## Begin

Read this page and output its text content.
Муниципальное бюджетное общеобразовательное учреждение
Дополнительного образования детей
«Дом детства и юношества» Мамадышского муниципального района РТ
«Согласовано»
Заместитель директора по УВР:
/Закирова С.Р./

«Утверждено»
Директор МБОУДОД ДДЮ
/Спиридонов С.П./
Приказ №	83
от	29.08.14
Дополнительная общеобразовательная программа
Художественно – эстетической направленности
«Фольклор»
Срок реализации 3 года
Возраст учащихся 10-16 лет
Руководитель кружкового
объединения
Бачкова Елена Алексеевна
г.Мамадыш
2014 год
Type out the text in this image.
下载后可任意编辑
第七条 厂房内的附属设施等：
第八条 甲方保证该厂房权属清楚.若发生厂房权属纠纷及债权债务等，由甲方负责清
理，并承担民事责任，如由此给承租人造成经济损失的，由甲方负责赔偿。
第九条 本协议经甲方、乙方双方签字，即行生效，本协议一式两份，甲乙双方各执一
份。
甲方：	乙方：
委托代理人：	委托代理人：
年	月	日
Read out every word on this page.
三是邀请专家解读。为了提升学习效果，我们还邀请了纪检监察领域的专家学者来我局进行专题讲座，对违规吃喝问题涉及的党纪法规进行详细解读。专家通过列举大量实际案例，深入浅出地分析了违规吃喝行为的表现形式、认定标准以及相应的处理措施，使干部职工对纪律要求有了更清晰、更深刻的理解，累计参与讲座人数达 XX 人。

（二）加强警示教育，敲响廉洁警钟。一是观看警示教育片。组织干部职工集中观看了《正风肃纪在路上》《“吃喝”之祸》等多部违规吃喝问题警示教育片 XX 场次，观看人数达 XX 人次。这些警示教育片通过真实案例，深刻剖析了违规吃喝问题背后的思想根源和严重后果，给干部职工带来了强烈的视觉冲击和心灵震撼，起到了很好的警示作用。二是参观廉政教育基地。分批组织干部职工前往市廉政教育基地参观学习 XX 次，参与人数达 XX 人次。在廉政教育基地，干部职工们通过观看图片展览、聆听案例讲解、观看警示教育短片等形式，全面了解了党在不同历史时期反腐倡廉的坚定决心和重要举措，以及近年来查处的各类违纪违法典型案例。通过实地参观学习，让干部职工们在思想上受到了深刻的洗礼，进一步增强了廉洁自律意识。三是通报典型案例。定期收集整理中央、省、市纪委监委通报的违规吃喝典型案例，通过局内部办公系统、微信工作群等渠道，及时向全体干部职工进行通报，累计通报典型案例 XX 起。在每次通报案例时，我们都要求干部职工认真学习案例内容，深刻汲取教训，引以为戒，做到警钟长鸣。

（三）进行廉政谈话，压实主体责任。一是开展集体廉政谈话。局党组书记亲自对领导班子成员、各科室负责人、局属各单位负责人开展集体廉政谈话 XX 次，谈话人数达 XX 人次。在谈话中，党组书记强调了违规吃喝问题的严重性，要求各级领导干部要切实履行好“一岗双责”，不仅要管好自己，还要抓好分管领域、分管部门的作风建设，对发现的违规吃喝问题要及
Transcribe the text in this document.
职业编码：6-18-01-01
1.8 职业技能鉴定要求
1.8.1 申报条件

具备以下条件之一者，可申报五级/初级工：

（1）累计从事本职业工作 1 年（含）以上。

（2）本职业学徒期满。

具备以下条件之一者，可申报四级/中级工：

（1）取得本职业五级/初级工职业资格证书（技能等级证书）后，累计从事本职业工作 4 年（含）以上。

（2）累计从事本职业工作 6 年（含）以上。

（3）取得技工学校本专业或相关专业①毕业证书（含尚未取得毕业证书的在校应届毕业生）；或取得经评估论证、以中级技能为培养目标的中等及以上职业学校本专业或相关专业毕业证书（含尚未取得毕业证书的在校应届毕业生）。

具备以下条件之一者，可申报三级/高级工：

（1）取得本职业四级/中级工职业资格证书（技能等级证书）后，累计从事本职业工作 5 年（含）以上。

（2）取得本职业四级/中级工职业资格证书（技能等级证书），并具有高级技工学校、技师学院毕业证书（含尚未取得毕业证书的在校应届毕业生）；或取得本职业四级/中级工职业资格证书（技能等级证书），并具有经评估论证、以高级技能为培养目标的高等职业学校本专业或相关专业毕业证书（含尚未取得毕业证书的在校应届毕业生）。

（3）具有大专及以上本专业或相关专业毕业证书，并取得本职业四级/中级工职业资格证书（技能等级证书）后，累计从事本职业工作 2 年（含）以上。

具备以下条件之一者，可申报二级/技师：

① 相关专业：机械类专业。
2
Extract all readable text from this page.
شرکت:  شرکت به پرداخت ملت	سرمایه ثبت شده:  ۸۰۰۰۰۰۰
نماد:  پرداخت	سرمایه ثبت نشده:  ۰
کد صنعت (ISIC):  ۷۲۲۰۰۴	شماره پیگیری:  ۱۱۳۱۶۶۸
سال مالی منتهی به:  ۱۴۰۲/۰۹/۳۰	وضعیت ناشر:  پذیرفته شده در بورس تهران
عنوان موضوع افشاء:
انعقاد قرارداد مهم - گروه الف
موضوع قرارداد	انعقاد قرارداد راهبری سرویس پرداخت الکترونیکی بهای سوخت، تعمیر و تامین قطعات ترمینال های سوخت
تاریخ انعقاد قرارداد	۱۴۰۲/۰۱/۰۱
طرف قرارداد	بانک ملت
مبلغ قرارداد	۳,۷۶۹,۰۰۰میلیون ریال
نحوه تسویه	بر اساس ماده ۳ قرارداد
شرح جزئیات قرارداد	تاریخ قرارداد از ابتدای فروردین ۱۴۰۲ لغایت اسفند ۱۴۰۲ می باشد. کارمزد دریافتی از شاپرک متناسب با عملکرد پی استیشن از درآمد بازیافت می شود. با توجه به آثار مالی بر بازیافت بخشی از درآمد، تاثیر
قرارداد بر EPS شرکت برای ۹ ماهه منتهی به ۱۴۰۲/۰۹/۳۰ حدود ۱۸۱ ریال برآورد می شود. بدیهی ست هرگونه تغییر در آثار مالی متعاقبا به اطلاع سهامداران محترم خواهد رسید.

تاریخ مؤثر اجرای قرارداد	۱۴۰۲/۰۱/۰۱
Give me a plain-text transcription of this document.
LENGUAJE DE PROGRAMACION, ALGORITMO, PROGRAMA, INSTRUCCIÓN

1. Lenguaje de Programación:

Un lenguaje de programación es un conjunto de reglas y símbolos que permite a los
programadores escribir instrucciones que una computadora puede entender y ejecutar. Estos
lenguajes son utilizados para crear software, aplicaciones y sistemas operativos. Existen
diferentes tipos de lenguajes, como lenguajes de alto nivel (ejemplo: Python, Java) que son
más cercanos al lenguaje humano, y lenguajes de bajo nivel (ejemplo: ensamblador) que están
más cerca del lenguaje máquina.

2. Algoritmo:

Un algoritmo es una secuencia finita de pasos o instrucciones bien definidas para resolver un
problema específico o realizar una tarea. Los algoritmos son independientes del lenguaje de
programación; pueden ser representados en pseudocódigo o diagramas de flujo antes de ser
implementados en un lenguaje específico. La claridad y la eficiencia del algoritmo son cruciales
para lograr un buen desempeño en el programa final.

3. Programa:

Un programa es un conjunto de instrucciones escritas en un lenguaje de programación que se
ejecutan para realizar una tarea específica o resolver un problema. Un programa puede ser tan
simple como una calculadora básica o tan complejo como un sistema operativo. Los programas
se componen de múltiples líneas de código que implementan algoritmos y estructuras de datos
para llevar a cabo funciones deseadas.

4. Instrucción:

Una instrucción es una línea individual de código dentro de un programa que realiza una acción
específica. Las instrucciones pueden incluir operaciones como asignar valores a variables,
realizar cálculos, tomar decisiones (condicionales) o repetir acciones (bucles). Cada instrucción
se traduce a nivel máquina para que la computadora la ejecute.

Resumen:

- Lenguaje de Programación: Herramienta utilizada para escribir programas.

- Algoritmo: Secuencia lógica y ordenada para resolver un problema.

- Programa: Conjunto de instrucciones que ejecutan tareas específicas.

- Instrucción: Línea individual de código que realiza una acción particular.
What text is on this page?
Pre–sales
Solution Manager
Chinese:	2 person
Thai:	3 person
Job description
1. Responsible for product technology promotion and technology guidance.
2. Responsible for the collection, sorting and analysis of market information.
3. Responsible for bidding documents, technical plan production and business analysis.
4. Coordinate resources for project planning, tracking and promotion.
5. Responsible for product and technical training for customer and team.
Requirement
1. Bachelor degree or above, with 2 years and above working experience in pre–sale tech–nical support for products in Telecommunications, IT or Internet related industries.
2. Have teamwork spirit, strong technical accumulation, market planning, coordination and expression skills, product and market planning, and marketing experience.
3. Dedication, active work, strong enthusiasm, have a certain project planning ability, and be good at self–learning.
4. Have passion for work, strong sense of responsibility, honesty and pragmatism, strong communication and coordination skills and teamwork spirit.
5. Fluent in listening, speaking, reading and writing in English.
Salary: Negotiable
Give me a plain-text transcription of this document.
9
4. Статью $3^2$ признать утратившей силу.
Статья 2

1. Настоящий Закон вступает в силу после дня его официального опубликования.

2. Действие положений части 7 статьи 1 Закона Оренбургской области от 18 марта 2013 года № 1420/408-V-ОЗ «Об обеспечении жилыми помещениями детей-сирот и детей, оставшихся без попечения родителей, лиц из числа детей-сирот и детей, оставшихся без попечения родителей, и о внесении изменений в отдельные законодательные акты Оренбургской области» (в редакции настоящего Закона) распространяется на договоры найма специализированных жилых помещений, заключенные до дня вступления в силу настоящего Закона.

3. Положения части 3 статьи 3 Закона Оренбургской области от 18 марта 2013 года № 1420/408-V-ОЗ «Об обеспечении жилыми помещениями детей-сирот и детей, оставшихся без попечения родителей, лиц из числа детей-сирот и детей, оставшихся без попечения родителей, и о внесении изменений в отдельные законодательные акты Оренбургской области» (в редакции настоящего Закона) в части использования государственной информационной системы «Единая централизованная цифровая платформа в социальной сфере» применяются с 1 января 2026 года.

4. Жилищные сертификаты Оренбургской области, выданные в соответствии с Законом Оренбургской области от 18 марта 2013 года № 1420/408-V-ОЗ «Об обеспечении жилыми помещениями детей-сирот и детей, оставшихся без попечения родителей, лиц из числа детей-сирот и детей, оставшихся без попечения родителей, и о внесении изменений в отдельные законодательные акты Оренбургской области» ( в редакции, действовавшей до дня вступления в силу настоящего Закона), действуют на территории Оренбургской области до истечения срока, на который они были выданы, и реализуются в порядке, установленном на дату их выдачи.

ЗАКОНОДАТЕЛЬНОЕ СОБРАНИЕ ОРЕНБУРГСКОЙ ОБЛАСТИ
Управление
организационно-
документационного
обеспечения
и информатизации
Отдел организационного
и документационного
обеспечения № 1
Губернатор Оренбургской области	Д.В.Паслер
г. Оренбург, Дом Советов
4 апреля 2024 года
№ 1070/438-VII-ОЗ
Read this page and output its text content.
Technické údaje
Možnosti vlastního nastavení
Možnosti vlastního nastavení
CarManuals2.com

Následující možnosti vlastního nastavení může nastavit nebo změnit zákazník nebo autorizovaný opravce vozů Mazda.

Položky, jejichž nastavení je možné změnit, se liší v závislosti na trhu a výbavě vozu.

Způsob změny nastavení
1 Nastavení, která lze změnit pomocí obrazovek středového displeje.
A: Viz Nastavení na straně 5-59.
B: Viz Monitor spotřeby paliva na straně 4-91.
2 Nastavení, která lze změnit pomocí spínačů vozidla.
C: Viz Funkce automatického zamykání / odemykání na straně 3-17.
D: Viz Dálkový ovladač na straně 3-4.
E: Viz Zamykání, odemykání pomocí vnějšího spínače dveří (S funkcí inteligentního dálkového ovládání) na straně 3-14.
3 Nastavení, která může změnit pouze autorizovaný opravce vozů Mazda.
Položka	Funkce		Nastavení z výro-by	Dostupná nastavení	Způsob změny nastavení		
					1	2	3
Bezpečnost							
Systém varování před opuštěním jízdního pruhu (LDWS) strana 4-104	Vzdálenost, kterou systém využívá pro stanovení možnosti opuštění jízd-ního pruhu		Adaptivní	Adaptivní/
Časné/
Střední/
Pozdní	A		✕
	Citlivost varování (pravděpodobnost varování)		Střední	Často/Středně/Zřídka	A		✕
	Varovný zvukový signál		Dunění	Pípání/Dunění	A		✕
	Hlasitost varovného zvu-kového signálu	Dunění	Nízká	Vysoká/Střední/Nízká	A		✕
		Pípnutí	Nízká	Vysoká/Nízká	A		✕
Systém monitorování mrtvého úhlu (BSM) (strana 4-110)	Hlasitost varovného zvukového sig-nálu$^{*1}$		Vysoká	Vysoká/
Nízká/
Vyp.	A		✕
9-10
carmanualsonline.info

## End

**PROBLEM TO WORK ON:**
Extract every line containing the string "acción" from the material.

**RESPONSE TO THIS TASK:**
Una instrucción es una línea individual de código dentro de un programa que realiza una acción
- Instrucción: Línea individual de código que realiza una acción particular.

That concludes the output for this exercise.